>> start PROVIDED INFORMATION

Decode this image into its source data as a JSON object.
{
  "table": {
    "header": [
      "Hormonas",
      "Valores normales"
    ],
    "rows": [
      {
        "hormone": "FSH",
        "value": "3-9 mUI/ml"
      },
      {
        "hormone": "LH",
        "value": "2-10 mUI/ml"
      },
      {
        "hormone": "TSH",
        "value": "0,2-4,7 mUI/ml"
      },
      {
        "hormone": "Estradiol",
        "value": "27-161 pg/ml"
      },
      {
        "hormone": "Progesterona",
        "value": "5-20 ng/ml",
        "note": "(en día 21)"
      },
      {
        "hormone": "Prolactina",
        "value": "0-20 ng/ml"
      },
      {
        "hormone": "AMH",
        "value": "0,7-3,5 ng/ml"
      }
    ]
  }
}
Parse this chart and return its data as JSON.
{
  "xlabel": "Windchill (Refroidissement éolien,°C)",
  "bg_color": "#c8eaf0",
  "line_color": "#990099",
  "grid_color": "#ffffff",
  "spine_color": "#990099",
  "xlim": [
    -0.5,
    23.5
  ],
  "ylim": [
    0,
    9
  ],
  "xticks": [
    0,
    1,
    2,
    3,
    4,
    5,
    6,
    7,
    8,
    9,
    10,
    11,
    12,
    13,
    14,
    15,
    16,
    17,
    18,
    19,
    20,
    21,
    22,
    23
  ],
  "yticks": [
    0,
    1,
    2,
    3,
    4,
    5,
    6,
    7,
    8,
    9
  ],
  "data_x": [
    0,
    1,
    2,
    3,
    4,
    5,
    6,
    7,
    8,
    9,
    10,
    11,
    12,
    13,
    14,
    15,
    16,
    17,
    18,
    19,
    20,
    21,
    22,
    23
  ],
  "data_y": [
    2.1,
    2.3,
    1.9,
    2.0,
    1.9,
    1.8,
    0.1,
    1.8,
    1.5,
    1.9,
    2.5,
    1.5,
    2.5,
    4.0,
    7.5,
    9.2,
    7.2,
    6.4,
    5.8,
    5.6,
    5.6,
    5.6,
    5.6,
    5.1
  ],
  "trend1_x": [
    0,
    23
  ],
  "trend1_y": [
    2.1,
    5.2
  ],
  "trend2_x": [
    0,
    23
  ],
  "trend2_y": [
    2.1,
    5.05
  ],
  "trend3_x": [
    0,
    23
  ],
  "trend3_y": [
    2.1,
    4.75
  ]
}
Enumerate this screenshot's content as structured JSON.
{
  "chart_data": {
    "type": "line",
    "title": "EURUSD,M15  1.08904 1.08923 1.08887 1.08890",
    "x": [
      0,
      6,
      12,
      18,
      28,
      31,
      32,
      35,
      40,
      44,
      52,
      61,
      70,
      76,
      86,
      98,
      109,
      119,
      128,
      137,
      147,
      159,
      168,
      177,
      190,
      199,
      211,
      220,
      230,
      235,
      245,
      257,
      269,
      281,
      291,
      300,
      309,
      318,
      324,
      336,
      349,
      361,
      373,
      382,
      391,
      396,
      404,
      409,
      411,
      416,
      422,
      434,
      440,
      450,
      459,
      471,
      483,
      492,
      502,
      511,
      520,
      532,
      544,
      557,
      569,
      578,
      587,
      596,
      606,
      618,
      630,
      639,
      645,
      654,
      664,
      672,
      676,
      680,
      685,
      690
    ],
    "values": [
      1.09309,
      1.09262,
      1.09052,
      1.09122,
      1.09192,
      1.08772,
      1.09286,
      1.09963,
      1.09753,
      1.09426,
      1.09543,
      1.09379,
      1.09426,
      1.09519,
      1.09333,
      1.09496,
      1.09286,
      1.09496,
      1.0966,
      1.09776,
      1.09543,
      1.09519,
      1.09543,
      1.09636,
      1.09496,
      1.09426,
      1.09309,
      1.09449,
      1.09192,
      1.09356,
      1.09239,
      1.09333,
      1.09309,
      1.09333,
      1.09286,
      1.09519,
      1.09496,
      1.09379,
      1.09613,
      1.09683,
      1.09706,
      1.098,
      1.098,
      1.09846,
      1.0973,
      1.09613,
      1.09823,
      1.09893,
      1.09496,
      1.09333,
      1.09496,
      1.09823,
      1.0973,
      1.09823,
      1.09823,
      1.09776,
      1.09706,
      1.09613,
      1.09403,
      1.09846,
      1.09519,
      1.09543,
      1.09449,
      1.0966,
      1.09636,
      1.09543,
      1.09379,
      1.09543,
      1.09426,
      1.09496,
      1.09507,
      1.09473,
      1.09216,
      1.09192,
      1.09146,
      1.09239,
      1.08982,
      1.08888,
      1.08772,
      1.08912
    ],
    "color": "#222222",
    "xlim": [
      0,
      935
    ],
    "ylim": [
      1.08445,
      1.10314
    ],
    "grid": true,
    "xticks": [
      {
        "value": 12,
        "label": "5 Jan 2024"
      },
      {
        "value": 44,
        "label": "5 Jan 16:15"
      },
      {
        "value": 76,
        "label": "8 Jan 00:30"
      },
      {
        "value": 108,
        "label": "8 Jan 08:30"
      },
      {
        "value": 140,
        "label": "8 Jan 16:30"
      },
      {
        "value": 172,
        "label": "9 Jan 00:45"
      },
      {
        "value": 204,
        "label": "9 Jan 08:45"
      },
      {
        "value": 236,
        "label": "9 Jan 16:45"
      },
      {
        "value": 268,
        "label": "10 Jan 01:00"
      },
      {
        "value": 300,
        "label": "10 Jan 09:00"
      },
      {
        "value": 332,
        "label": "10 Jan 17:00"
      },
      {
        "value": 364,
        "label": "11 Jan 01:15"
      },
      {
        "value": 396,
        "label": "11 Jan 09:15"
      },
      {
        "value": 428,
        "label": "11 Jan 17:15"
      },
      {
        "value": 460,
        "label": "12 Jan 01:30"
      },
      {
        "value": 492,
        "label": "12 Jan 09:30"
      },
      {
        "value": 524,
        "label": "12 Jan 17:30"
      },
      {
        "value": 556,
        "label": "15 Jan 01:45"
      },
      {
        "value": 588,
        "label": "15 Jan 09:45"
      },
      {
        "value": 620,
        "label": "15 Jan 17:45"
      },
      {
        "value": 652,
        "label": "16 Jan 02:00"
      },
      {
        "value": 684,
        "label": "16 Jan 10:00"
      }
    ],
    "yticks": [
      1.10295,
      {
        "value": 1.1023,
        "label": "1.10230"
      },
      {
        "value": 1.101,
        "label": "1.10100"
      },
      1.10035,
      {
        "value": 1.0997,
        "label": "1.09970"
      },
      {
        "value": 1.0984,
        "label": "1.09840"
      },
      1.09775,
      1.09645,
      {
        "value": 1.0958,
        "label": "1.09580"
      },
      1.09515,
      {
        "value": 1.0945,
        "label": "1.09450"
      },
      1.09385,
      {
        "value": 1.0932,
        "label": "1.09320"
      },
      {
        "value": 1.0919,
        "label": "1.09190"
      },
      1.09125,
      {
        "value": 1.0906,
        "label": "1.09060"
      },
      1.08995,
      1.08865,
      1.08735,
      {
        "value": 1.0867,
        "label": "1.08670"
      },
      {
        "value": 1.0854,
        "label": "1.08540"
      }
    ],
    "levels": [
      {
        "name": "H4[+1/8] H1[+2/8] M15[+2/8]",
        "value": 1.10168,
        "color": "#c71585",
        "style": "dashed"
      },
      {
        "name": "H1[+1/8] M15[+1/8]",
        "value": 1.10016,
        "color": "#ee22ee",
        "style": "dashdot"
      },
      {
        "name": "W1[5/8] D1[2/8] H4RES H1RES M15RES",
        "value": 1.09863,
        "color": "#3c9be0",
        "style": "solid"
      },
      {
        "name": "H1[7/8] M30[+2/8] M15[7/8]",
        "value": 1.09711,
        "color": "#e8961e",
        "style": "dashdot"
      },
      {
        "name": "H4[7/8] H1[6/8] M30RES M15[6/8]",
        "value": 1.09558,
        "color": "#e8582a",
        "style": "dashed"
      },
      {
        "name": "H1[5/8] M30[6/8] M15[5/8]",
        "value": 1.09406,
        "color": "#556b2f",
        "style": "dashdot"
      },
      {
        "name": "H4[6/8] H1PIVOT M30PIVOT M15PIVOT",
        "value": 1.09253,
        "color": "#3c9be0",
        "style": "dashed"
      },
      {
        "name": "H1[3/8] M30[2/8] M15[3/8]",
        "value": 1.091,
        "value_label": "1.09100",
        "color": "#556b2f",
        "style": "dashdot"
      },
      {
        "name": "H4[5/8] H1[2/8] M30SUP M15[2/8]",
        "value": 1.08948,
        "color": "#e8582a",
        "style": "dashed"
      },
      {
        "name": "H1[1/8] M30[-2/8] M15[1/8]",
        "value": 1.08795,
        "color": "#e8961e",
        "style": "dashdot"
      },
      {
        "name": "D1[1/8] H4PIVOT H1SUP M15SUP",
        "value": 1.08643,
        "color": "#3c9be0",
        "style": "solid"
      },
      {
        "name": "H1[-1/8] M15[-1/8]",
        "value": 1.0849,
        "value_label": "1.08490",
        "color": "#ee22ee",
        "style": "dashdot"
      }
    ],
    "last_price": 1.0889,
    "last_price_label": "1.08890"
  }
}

>> end PROVIDED INFORMATION

(INSTRUCTIONS FOR THE TASK):
Identify the lines above that contain the word "hormone", then copy them.

(RESPONSE TO THE TASK):
        "hormone": "FSH",
        "hormone": "LH",
        "hormone": "TSH",
        "hormone": "Estradiol",
        "hormone": "Progesterona",
        "hormone": "Prolactina",
        "hormone": "AMH",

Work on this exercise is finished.